- Aim: Transcribe all records exactly.

- Listing:

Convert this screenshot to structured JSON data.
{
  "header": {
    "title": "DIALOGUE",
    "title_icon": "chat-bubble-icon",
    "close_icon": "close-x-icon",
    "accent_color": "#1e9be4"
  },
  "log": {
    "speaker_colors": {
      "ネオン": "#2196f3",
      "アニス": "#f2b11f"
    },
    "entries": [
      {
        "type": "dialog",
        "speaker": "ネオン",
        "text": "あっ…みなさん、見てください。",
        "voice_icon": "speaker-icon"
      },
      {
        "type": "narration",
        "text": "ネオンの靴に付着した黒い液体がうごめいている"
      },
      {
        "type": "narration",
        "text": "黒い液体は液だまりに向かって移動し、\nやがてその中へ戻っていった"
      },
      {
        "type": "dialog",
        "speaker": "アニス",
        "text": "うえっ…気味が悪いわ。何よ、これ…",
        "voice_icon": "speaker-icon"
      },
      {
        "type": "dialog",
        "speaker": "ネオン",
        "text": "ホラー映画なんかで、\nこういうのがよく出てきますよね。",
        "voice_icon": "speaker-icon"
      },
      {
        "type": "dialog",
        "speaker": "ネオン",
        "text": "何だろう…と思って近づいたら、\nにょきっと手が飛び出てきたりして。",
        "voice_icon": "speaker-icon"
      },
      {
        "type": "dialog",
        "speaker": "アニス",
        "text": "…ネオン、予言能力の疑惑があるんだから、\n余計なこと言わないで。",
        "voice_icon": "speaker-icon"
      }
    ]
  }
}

- Problem solution:
Convert this screenshot to structured JSON data.
{
  "header": {
    "title": "DIALOGUE",
    "title_icon": "chat-bubble-icon",
    "close_icon": "close-x-icon",
    "accent_color": "#1e9be4"
  },
  "log": {
    "speaker_colors": {
      "ネオン": "#2196f3",
      "アニス": "#f2b11f"
    },
    "entries": [
      {
        "type": "dialog",
        "speaker": "ネオン",
        "text": "あっ…みなさん、見てください。",
        "voice_icon": "speaker-icon"
      },
      {
        "type": "narration",
        "text": "ネオンの靴に付着した黒い液体がうごめいている"
      },
      {
        "type": "narration",
        "text": "黒い液体は液だまりに向かって移動し、\nやがてその中へ戻っていった"
      },
      {
        "type": "dialog",
        "speaker": "アニス",
        "text": "うえっ…気味が悪いわ。何よ、これ…",
        "voice_icon": "speaker-icon"
      },
      {
        "type": "dialog",
        "speaker": "ネオン",
        "text": "ホラー映画なんかで、\nこういうのがよく出てきますよね。",
        "voice_icon": "speaker-icon"
      },
      {
        "type": "dialog",
        "speaker": "ネオン",
        "text": "何だろう…と思って近づいたら、\nにょきっと手が飛び出てきたりして。",
        "voice_icon": "speaker-icon"
      },
      {
        "type": "dialog",
        "speaker": "アニス",
        "text": "…ネオン、予言能力の疑惑があるんだから、\n余計なこと言わないで。",
        "voice_icon": "speaker-icon"
      }
    ]
  }
}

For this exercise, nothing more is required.